* start GIVEN RECORDS *
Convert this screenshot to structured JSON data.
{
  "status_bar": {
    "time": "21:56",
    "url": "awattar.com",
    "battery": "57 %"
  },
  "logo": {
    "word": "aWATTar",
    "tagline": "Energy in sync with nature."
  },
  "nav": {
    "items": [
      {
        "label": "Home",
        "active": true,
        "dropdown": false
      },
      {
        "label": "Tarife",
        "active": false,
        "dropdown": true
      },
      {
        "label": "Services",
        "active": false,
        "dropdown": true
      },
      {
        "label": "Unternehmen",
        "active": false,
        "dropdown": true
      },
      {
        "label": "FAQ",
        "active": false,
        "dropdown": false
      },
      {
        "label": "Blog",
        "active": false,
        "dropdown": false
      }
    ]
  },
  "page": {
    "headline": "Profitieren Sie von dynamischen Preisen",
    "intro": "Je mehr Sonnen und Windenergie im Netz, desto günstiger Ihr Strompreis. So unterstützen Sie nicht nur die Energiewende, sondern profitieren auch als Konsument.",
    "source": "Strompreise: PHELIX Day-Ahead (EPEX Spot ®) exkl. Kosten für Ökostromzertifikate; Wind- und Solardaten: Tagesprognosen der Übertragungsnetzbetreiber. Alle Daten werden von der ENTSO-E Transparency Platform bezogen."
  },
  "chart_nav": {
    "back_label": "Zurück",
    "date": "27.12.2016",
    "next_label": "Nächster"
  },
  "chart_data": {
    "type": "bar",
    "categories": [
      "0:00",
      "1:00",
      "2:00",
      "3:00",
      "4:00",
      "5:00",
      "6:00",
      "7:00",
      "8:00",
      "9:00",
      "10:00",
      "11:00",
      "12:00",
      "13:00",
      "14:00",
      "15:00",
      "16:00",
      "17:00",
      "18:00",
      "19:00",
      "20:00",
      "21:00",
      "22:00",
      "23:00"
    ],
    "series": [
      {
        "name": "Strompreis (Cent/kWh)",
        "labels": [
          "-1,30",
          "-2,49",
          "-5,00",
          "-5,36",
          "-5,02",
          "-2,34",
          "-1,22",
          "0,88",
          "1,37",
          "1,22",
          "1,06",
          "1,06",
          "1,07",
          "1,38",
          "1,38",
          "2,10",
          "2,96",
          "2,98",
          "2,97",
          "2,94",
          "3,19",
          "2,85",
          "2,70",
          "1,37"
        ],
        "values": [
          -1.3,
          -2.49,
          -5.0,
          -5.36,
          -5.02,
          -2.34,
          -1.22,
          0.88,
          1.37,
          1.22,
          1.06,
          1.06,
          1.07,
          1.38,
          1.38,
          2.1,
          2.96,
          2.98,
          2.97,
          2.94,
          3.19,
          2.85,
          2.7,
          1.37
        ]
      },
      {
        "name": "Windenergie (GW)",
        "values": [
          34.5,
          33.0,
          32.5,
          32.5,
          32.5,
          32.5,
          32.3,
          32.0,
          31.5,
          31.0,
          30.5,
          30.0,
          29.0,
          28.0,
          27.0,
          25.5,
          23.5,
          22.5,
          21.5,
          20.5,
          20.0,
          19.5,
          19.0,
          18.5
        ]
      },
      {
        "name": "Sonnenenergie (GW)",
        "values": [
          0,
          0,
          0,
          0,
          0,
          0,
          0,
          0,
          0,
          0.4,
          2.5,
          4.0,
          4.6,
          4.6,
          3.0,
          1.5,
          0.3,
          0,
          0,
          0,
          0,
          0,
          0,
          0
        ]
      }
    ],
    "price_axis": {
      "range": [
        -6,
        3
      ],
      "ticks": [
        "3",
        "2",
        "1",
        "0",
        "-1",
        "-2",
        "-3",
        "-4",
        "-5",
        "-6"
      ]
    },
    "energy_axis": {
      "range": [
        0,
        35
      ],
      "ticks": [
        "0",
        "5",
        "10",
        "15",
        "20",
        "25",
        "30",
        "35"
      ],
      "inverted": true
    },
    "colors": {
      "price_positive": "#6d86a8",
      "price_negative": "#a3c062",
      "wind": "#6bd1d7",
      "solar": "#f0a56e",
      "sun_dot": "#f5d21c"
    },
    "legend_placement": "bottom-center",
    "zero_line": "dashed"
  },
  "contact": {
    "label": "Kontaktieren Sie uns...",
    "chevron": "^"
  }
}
* end GIVEN RECORDS *
→ **GIVEN TASK**
Write out every entry verbatim.

→ **FULL OUTPUT**
Convert this screenshot to structured JSON data.
{
  "status_bar": {
    "time": "21:56",
    "url": "awattar.com",
    "battery": "57 %"
  },
  "logo": {
    "word": "aWATTar",
    "tagline": "Energy in sync with nature."
  },
  "nav": {
    "items": [
      {
        "label": "Home",
        "active": true,
        "dropdown": false
      },
      {
        "label": "Tarife",
        "active": false,
        "dropdown": true
      },
      {
        "label": "Services",
        "active": false,
        "dropdown": true
      },
      {
        "label": "Unternehmen",
        "active": false,
        "dropdown": true
      },
      {
        "label": "FAQ",
        "active": false,
        "dropdown": false
      },
      {
        "label": "Blog",
        "active": false,
        "dropdown": false
      }
    ]
  },
  "page": {
    "headline": "Profitieren Sie von dynamischen Preisen",
    "intro": "Je mehr Sonnen und Windenergie im Netz, desto günstiger Ihr Strompreis. So unterstützen Sie nicht nur die Energiewende, sondern profitieren auch als Konsument.",
    "source": "Strompreise: PHELIX Day-Ahead (EPEX Spot ®) exkl. Kosten für Ökostromzertifikate; Wind- und Solardaten: Tagesprognosen der Übertragungsnetzbetreiber. Alle Daten werden von der ENTSO-E Transparency Platform bezogen."
  },
  "chart_nav": {
    "back_label": "Zurück",
    "date": "27.12.2016",
    "next_label": "Nächster"
  },
  "chart_data": {
    "type": "bar",
    "categories": [
      "0:00",
      "1:00",
      "2:00",
      "3:00",
      "4:00",
      "5:00",
      "6:00",
      "7:00",
      "8:00",
      "9:00",
      "10:00",
      "11:00",
      "12:00",
      "13:00",
      "14:00",
      "15:00",
      "16:00",
      "17:00",
      "18:00",
      "19:00",
      "20:00",
      "21:00",
      "22:00",
      "23:00"
    ],
    "series": [
      {
        "name": "Strompreis (Cent/kWh)",
        "labels": [
          "-1,30",
          "-2,49",
          "-5,00",
          "-5,36",
          "-5,02",
          "-2,34",
          "-1,22",
          "0,88",
          "1,37",
          "1,22",
          "1,06",
          "1,06",
          "1,07",
          "1,38",
          "1,38",
          "2,10",
          "2,96",
          "2,98",
          "2,97",
          "2,94",
          "3,19",
          "2,85",
          "2,70",
          "1,37"
        ],
        "values": [
          -1.3,
          -2.49,
          -5.0,
          -5.36,
          -5.02,
          -2.34,
          -1.22,
          0.88,
          1.37,
          1.22,
          1.06,
          1.06,
          1.07,
          1.38,
          1.38,
          2.1,
          2.96,
          2.98,
          2.97,
          2.94,
          3.19,
          2.85,
          2.7,
          1.37
        ]
      },
      {
        "name": "Windenergie (GW)",
        "values": [
          34.5,
          33.0,
          32.5,
          32.5,
          32.5,
          32.5,
          32.3,
          32.0,
          31.5,
          31.0,
          30.5,
          30.0,
          29.0,
          28.0,
          27.0,
          25.5,
          23.5,
          22.5,
          21.5,
          20.5,
          20.0,
          19.5,
          19.0,
          18.5
        ]
      },
      {
        "name": "Sonnenenergie (GW)",
        "values": [
          0,
          0,
          0,
          0,
          0,
          0,
          0,
          0,
          0,
          0.4,
          2.5,
          4.0,
          4.6,
          4.6,
          3.0,
          1.5,
          0.3,
          0,
          0,
          0,
          0,
          0,
          0,
          0
        ]
      }
    ],
    "price_axis": {
      "range": [
        -6,
        3
      ],
      "ticks": [
        "3",
        "2",
        "1",
        "0",
        "-1",
        "-2",
        "-3",
        "-4",
        "-5",
        "-6"
      ]
    },
    "energy_axis": {
      "range": [
        0,
        35
      ],
      "ticks": [
        "0",
        "5",
        "10",
        "15",
        "20",
        "25",
        "30",
        "35"
      ],
      "inverted": true
    },
    "colors": {
      "price_positive": "#6d86a8",
      "price_negative": "#a3c062",
      "wind": "#6bd1d7",
      "solar": "#f0a56e",
      "sun_dot": "#f5d21c"
    },
    "legend_placement": "bottom-center",
    "zero_line": "dashed"
  },
  "contact": {
    "label": "Kontaktieren Sie uns...",
    "chevron": "^"
  }
}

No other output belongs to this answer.